**Stated exercise:**
Below is some material; set it all down exactly, apart from the pictures.

>> Start Material for the task

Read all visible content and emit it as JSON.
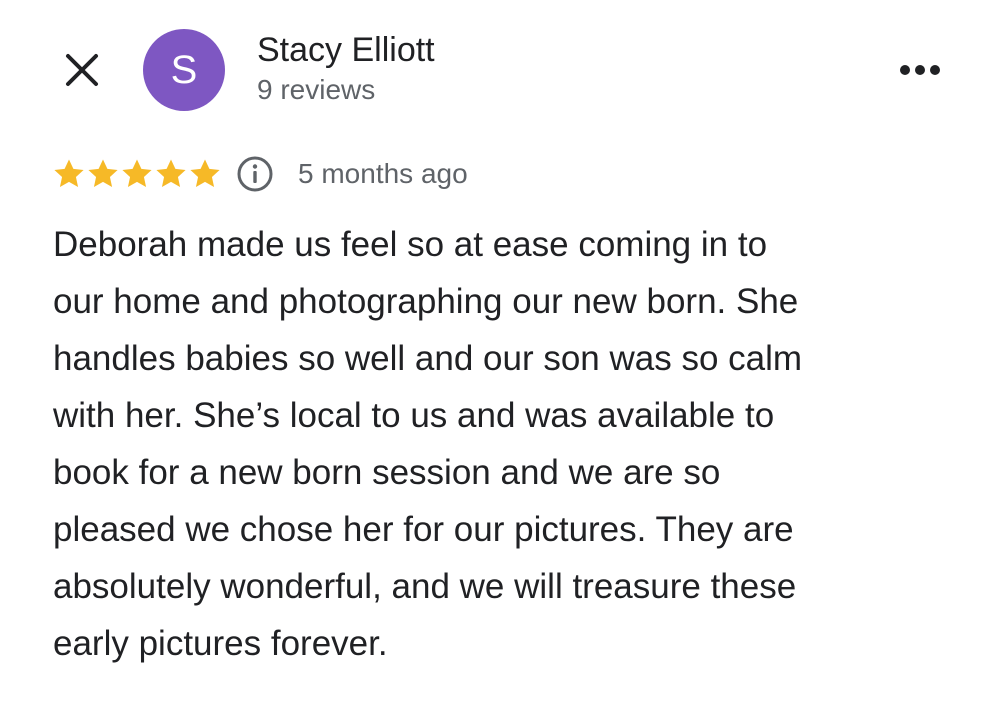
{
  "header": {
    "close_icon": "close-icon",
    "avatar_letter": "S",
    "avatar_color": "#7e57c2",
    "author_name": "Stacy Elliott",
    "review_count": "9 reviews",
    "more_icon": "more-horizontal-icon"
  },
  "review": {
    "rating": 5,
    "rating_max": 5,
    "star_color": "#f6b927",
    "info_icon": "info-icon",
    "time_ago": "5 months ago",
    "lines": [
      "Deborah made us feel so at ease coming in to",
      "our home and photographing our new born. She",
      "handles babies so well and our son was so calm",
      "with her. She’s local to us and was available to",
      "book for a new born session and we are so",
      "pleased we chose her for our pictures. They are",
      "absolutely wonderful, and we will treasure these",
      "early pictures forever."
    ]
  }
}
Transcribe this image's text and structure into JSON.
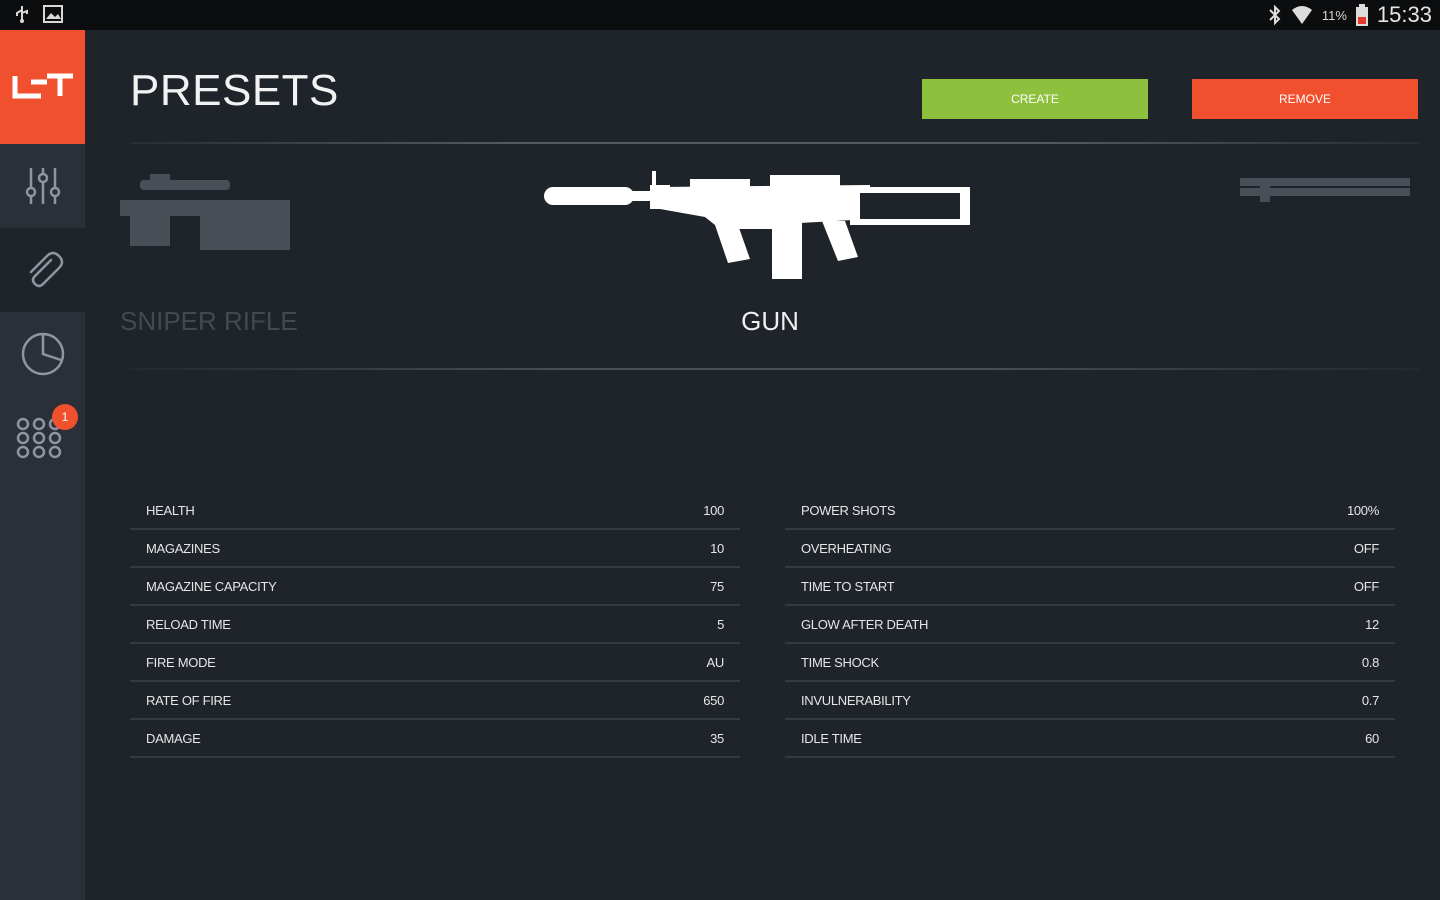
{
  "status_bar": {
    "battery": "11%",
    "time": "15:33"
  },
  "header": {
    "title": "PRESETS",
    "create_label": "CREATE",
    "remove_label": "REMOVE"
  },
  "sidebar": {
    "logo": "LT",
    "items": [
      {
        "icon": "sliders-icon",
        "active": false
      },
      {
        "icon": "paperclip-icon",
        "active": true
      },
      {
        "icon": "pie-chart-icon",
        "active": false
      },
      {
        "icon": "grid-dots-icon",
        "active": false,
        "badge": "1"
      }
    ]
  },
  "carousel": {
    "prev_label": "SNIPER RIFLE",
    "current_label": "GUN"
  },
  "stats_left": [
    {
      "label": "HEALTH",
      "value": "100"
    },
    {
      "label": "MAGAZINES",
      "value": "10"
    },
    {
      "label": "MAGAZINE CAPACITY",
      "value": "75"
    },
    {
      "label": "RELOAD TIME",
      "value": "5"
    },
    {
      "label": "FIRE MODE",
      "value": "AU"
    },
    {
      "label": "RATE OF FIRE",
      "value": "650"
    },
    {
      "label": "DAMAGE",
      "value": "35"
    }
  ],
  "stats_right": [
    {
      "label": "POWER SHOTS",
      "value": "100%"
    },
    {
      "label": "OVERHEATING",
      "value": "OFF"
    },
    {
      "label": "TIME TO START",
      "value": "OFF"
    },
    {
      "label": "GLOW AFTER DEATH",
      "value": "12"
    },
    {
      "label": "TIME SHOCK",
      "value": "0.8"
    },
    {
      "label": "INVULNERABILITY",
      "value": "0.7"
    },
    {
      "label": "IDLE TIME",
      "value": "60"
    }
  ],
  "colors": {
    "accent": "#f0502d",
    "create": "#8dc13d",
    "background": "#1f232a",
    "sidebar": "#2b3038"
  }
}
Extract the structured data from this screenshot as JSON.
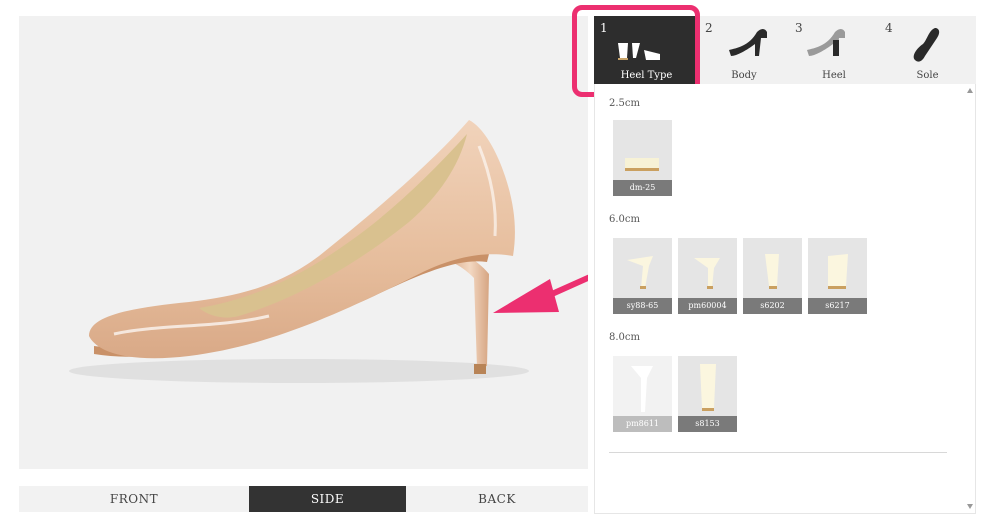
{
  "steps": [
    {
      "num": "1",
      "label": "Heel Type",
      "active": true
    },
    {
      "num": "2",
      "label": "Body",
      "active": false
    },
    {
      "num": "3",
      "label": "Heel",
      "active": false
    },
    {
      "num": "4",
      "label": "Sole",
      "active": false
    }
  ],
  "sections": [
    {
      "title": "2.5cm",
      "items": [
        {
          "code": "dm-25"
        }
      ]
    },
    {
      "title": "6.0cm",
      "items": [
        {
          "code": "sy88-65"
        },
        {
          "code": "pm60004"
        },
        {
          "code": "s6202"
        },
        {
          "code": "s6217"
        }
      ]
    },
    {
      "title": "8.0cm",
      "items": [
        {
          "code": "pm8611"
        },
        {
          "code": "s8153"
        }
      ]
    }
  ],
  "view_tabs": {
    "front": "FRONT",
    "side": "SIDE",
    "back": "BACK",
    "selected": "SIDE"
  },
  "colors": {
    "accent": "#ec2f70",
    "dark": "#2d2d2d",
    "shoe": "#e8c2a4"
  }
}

>> End Material for the task

**Task result:**
Read all visible content and emit it as JSON.
{
  "header": {
    "close_icon": "close-icon",
    "avatar_letter": "S",
    "avatar_color": "#7e57c2",
    "author_name": "Stacy Elliott",
    "review_count": "9 reviews",
    "more_icon": "more-horizontal-icon"
  },
  "review": {
    "rating": 5,
    "rating_max": 5,
    "star_color": "#f6b927",
    "info_icon": "info-icon",
    "time_ago": "5 months ago",
    "lines": [
      "Deborah made us feel so at ease coming in to",
      "our home and photographing our new born. She",
      "handles babies so well and our son was so calm",
      "with her. She’s local to us and was available to",
      "book for a new born session and we are so",
      "pleased we chose her for our pictures. They are",
      "absolutely wonderful, and we will treasure these",
      "early pictures forever."
    ]
  }
}
Transcribe this image's text and structure into JSON.
{
  "status_bar": {
    "battery": "11%",
    "time": "15:33"
  },
  "header": {
    "title": "PRESETS",
    "create_label": "CREATE",
    "remove_label": "REMOVE"
  },
  "sidebar": {
    "logo": "LT",
    "items": [
      {
        "icon": "sliders-icon",
        "active": false
      },
      {
        "icon": "paperclip-icon",
        "active": true
      },
      {
        "icon": "pie-chart-icon",
        "active": false
      },
      {
        "icon": "grid-dots-icon",
        "active": false,
        "badge": "1"
      }
    ]
  },
  "carousel": {
    "prev_label": "SNIPER RIFLE",
    "current_label": "GUN"
  },
  "stats_left": [
    {
      "label": "HEALTH",
      "value": "100"
    },
    {
      "label": "MAGAZINES",
      "value": "10"
    },
    {
      "label": "MAGAZINE CAPACITY",
      "value": "75"
    },
    {
      "label": "RELOAD TIME",
      "value": "5"
    },
    {
      "label": "FIRE MODE",
      "value": "AU"
    },
    {
      "label": "RATE OF FIRE",
      "value": "650"
    },
    {
      "label": "DAMAGE",
      "value": "35"
    }
  ],
  "stats_right": [
    {
      "label": "POWER SHOTS",
      "value": "100%"
    },
    {
      "label": "OVERHEATING",
      "value": "OFF"
    },
    {
      "label": "TIME TO START",
      "value": "OFF"
    },
    {
      "label": "GLOW AFTER DEATH",
      "value": "12"
    },
    {
      "label": "TIME SHOCK",
      "value": "0.8"
    },
    {
      "label": "INVULNERABILITY",
      "value": "0.7"
    },
    {
      "label": "IDLE TIME",
      "value": "60"
    }
  ],
  "colors": {
    "accent": "#f0502d",
    "create": "#8dc13d",
    "background": "#1f232a",
    "sidebar": "#2b3038"
  }
}
Extract the structured data from this screenshot as JSON.
{
  "steps": [
    {
      "num": "1",
      "label": "Heel Type",
      "active": true
    },
    {
      "num": "2",
      "label": "Body",
      "active": false
    },
    {
      "num": "3",
      "label": "Heel",
      "active": false
    },
    {
      "num": "4",
      "label": "Sole",
      "active": false
    }
  ],
  "sections": [
    {
      "title": "2.5cm",
      "items": [
        {
          "code": "dm-25"
        }
      ]
    },
    {
      "title": "6.0cm",
      "items": [
        {
          "code": "sy88-65"
        },
        {
          "code": "pm60004"
        },
        {
          "code": "s6202"
        },
        {
          "code": "s6217"
        }
      ]
    },
    {
      "title": "8.0cm",
      "items": [
        {
          "code": "pm8611"
        },
        {
          "code": "s8153"
        }
      ]
    }
  ],
  "view_tabs": {
    "front": "FRONT",
    "side": "SIDE",
    "back": "BACK",
    "selected": "SIDE"
  },
  "colors": {
    "accent": "#ec2f70",
    "dark": "#2d2d2d",
    "shoe": "#e8c2a4"
  }
}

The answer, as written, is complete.